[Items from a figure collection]
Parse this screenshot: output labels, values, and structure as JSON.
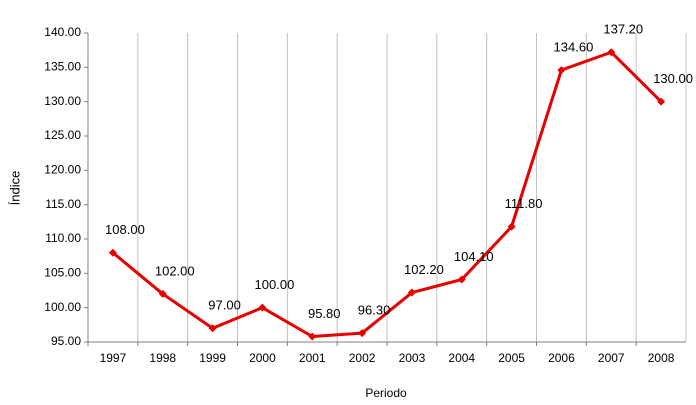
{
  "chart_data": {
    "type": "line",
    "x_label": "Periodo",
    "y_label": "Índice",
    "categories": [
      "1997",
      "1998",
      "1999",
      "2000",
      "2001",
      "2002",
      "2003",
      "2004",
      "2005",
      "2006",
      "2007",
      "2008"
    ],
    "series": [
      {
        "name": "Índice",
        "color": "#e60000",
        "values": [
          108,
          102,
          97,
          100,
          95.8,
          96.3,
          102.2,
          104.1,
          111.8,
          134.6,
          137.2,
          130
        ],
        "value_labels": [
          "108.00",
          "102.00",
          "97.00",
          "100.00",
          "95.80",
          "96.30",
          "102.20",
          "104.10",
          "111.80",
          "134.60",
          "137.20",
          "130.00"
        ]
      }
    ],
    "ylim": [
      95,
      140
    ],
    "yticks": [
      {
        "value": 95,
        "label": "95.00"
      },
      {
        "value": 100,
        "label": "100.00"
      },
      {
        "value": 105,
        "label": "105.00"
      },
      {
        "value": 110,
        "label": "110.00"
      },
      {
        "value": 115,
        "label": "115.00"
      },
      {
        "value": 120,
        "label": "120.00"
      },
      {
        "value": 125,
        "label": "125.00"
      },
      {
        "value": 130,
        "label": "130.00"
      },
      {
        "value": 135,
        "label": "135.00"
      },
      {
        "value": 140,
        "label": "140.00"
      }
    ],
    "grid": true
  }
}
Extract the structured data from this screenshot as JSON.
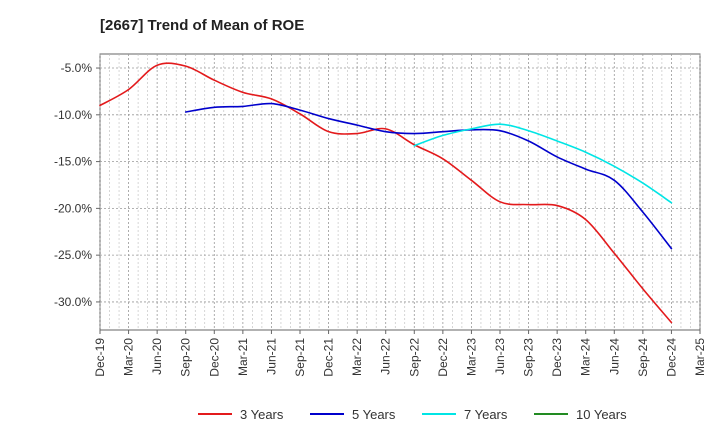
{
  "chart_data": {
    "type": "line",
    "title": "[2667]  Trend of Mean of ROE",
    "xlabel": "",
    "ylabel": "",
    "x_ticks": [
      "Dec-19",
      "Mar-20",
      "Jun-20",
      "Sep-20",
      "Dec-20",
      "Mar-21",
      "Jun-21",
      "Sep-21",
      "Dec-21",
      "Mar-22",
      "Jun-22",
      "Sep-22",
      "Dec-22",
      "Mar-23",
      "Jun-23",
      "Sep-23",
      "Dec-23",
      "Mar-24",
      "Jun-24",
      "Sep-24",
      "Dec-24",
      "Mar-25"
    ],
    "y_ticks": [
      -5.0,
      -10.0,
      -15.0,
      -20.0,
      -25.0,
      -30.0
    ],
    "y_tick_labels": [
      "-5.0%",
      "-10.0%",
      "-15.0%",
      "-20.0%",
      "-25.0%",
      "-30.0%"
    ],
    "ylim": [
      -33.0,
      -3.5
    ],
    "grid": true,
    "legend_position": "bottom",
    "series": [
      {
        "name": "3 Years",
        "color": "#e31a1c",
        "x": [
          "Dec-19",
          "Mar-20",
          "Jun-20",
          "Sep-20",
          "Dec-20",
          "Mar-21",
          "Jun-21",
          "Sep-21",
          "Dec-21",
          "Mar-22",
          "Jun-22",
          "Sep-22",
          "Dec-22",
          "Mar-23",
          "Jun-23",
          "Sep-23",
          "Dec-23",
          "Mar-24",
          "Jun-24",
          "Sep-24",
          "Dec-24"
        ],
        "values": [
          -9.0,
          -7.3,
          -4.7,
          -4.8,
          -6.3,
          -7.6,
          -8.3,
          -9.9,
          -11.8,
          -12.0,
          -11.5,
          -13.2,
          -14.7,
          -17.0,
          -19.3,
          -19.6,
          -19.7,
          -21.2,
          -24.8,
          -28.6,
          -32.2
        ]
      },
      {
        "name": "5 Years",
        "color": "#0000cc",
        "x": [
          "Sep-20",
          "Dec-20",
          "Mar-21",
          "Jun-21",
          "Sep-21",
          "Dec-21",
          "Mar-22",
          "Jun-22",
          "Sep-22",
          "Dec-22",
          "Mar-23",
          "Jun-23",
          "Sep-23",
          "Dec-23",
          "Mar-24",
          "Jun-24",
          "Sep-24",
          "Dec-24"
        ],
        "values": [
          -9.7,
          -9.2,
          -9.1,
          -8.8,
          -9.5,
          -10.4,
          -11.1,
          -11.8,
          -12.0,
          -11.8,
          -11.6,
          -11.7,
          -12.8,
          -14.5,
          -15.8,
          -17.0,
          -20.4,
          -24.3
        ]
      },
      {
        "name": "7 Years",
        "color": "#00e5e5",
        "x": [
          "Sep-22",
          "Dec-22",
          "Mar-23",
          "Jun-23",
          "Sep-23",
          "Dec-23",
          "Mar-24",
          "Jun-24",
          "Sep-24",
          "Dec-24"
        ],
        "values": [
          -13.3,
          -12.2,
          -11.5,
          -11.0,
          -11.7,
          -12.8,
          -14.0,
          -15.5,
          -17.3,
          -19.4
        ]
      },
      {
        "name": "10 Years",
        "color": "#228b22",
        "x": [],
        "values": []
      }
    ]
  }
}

==

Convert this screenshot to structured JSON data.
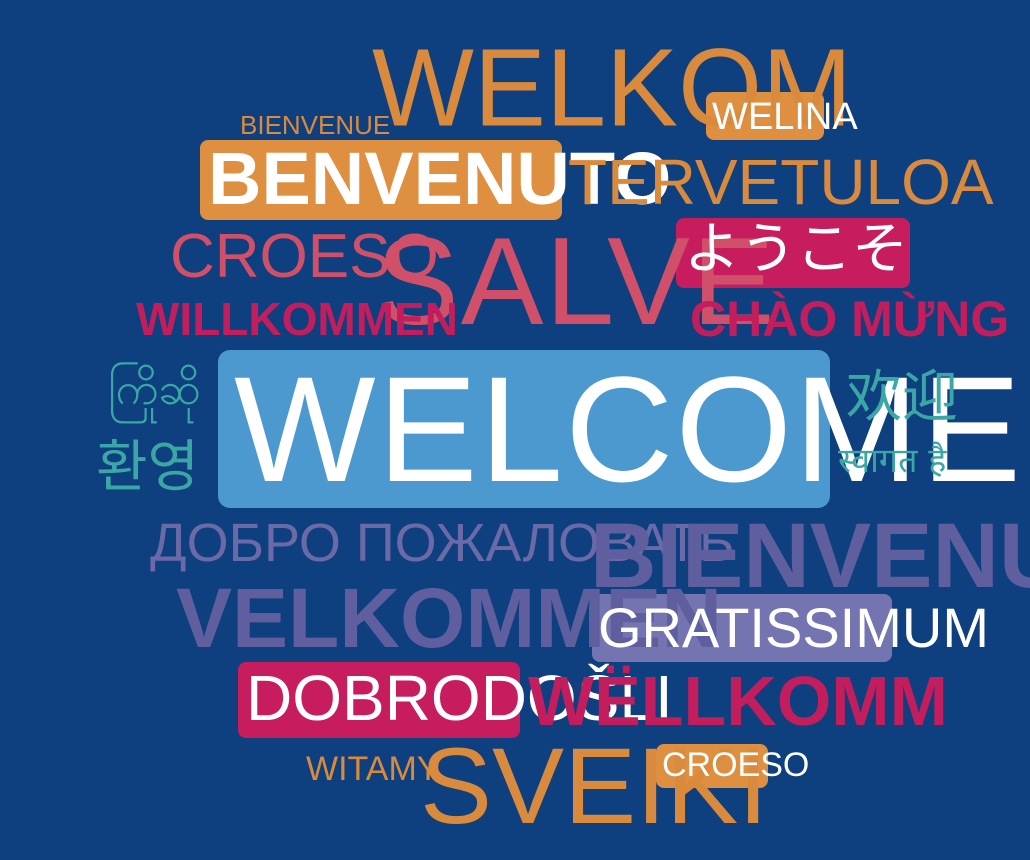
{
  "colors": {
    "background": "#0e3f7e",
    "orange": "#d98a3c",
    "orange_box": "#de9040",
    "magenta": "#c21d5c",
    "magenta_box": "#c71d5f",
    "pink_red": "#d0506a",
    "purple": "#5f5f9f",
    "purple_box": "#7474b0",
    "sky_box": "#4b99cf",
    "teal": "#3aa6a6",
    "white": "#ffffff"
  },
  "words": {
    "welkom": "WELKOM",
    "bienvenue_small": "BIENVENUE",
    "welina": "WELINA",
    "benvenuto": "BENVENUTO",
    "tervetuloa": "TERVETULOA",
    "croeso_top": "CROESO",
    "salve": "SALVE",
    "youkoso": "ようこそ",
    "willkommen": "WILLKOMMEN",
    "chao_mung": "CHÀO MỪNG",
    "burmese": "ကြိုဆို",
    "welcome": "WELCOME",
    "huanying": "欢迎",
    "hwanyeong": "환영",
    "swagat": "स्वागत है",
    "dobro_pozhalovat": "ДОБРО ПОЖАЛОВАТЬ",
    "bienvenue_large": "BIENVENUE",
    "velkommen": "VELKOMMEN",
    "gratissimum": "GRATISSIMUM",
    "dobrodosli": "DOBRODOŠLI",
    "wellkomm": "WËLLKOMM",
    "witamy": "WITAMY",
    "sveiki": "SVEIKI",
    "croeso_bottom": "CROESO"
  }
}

Aim of the task =>
Show every line from the listing above in which the string "Years" appears.

Finished answer =>
        "name": "3 Years",
        "name": "5 Years",
        "name": "7 Years",
        "name": "10 Years",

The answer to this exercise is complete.